■ **Written instruction**: Please repeat all of the lines that follow, exactly as written.

■ **Data provided**:
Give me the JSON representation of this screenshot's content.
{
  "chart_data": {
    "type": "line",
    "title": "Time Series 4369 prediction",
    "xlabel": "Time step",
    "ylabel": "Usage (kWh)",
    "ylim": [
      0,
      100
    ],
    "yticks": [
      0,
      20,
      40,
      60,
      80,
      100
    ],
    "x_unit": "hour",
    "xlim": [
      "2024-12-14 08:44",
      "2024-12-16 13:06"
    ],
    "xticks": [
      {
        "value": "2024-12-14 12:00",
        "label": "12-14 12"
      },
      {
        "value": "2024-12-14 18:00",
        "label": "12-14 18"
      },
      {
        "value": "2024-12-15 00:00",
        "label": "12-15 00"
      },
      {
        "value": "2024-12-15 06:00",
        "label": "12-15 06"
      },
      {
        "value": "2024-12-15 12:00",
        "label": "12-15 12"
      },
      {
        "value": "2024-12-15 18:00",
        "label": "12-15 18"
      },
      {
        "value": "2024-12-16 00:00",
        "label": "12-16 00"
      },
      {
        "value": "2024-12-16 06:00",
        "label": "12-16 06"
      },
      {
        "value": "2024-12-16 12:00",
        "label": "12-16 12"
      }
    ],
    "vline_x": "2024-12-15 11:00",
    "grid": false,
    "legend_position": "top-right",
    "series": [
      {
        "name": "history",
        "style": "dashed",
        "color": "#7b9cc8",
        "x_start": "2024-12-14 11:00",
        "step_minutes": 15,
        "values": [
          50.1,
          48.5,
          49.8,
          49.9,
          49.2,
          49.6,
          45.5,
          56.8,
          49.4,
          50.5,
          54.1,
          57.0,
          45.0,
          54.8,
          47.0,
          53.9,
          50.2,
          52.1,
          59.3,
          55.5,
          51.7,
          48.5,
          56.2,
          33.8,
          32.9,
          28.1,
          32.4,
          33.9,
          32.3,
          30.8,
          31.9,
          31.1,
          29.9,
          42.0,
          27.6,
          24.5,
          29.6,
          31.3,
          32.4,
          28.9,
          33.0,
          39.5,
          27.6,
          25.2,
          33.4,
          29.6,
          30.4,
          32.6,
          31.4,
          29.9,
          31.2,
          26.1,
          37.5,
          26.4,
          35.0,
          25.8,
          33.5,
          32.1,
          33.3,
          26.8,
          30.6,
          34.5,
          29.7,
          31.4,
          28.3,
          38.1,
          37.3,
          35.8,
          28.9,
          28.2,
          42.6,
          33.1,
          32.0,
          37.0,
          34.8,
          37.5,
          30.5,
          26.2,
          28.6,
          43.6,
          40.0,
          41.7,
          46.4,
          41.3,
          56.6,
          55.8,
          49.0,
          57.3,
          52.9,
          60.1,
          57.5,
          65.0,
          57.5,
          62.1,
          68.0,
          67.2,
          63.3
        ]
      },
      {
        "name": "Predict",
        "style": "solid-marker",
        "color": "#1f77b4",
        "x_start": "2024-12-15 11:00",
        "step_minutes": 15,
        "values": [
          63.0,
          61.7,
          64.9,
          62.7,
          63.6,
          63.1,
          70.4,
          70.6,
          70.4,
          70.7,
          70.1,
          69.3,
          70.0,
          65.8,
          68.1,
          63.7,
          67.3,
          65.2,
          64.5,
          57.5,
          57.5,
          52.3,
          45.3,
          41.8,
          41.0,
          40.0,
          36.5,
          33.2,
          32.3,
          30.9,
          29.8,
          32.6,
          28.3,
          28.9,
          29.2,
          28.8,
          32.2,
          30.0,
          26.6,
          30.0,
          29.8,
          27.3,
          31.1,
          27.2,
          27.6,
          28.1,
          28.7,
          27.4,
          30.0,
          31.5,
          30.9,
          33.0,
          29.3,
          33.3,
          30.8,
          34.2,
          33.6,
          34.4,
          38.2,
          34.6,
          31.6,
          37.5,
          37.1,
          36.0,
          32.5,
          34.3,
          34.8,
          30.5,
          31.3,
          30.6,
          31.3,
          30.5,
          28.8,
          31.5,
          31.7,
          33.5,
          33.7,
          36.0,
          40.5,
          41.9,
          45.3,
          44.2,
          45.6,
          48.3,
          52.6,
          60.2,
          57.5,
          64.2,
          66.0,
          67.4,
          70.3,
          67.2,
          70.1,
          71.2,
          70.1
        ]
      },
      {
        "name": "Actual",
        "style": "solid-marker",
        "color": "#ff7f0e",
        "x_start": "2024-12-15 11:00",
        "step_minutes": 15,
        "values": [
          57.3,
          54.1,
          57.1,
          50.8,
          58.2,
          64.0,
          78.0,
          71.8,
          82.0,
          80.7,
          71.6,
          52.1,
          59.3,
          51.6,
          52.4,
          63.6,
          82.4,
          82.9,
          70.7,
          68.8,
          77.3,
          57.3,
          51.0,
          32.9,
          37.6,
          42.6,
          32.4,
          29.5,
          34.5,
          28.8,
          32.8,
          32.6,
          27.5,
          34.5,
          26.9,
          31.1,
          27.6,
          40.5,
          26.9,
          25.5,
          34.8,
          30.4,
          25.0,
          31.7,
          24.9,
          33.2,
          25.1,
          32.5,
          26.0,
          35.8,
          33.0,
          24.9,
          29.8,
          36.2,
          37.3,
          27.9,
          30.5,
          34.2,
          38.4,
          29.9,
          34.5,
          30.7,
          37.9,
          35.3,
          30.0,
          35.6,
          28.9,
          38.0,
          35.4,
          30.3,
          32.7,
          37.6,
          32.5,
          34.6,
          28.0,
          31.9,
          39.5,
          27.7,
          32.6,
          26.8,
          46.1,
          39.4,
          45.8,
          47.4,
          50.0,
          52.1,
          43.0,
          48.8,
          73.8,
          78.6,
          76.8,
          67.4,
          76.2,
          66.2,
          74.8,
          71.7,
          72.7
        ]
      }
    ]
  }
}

■ **Full solution**:
Give me the JSON representation of this screenshot's content.
{
  "chart_data": {
    "type": "line",
    "title": "Time Series 4369 prediction",
    "xlabel": "Time step",
    "ylabel": "Usage (kWh)",
    "ylim": [
      0,
      100
    ],
    "yticks": [
      0,
      20,
      40,
      60,
      80,
      100
    ],
    "x_unit": "hour",
    "xlim": [
      "2024-12-14 08:44",
      "2024-12-16 13:06"
    ],
    "xticks": [
      {
        "value": "2024-12-14 12:00",
        "label": "12-14 12"
      },
      {
        "value": "2024-12-14 18:00",
        "label": "12-14 18"
      },
      {
        "value": "2024-12-15 00:00",
        "label": "12-15 00"
      },
      {
        "value": "2024-12-15 06:00",
        "label": "12-15 06"
      },
      {
        "value": "2024-12-15 12:00",
        "label": "12-15 12"
      },
      {
        "value": "2024-12-15 18:00",
        "label": "12-15 18"
      },
      {
        "value": "2024-12-16 00:00",
        "label": "12-16 00"
      },
      {
        "value": "2024-12-16 06:00",
        "label": "12-16 06"
      },
      {
        "value": "2024-12-16 12:00",
        "label": "12-16 12"
      }
    ],
    "vline_x": "2024-12-15 11:00",
    "grid": false,
    "legend_position": "top-right",
    "series": [
      {
        "name": "history",
        "style": "dashed",
        "color": "#7b9cc8",
        "x_start": "2024-12-14 11:00",
        "step_minutes": 15,
        "values": [
          50.1,
          48.5,
          49.8,
          49.9,
          49.2,
          49.6,
          45.5,
          56.8,
          49.4,
          50.5,
          54.1,
          57.0,
          45.0,
          54.8,
          47.0,
          53.9,
          50.2,
          52.1,
          59.3,
          55.5,
          51.7,
          48.5,
          56.2,
          33.8,
          32.9,
          28.1,
          32.4,
          33.9,
          32.3,
          30.8,
          31.9,
          31.1,
          29.9,
          42.0,
          27.6,
          24.5,
          29.6,
          31.3,
          32.4,
          28.9,
          33.0,
          39.5,
          27.6,
          25.2,
          33.4,
          29.6,
          30.4,
          32.6,
          31.4,
          29.9,
          31.2,
          26.1,
          37.5,
          26.4,
          35.0,
          25.8,
          33.5,
          32.1,
          33.3,
          26.8,
          30.6,
          34.5,
          29.7,
          31.4,
          28.3,
          38.1,
          37.3,
          35.8,
          28.9,
          28.2,
          42.6,
          33.1,
          32.0,
          37.0,
          34.8,
          37.5,
          30.5,
          26.2,
          28.6,
          43.6,
          40.0,
          41.7,
          46.4,
          41.3,
          56.6,
          55.8,
          49.0,
          57.3,
          52.9,
          60.1,
          57.5,
          65.0,
          57.5,
          62.1,
          68.0,
          67.2,
          63.3
        ]
      },
      {
        "name": "Predict",
        "style": "solid-marker",
        "color": "#1f77b4",
        "x_start": "2024-12-15 11:00",
        "step_minutes": 15,
        "values": [
          63.0,
          61.7,
          64.9,
          62.7,
          63.6,
          63.1,
          70.4,
          70.6,
          70.4,
          70.7,
          70.1,
          69.3,
          70.0,
          65.8,
          68.1,
          63.7,
          67.3,
          65.2,
          64.5,
          57.5,
          57.5,
          52.3,
          45.3,
          41.8,
          41.0,
          40.0,
          36.5,
          33.2,
          32.3,
          30.9,
          29.8,
          32.6,
          28.3,
          28.9,
          29.2,
          28.8,
          32.2,
          30.0,
          26.6,
          30.0,
          29.8,
          27.3,
          31.1,
          27.2,
          27.6,
          28.1,
          28.7,
          27.4,
          30.0,
          31.5,
          30.9,
          33.0,
          29.3,
          33.3,
          30.8,
          34.2,
          33.6,
          34.4,
          38.2,
          34.6,
          31.6,
          37.5,
          37.1,
          36.0,
          32.5,
          34.3,
          34.8,
          30.5,
          31.3,
          30.6,
          31.3,
          30.5,
          28.8,
          31.5,
          31.7,
          33.5,
          33.7,
          36.0,
          40.5,
          41.9,
          45.3,
          44.2,
          45.6,
          48.3,
          52.6,
          60.2,
          57.5,
          64.2,
          66.0,
          67.4,
          70.3,
          67.2,
          70.1,
          71.2,
          70.1
        ]
      },
      {
        "name": "Actual",
        "style": "solid-marker",
        "color": "#ff7f0e",
        "x_start": "2024-12-15 11:00",
        "step_minutes": 15,
        "values": [
          57.3,
          54.1,
          57.1,
          50.8,
          58.2,
          64.0,
          78.0,
          71.8,
          82.0,
          80.7,
          71.6,
          52.1,
          59.3,
          51.6,
          52.4,
          63.6,
          82.4,
          82.9,
          70.7,
          68.8,
          77.3,
          57.3,
          51.0,
          32.9,
          37.6,
          42.6,
          32.4,
          29.5,
          34.5,
          28.8,
          32.8,
          32.6,
          27.5,
          34.5,
          26.9,
          31.1,
          27.6,
          40.5,
          26.9,
          25.5,
          34.8,
          30.4,
          25.0,
          31.7,
          24.9,
          33.2,
          25.1,
          32.5,
          26.0,
          35.8,
          33.0,
          24.9,
          29.8,
          36.2,
          37.3,
          27.9,
          30.5,
          34.2,
          38.4,
          29.9,
          34.5,
          30.7,
          37.9,
          35.3,
          30.0,
          35.6,
          28.9,
          38.0,
          35.4,
          30.3,
          32.7,
          37.6,
          32.5,
          34.6,
          28.0,
          31.9,
          39.5,
          27.7,
          32.6,
          26.8,
          46.1,
          39.4,
          45.8,
          47.4,
          50.0,
          52.1,
          43.0,
          48.8,
          73.8,
          78.6,
          76.8,
          67.4,
          76.2,
          66.2,
          74.8,
          71.7,
          72.7
        ]
      }
    ]
  }
}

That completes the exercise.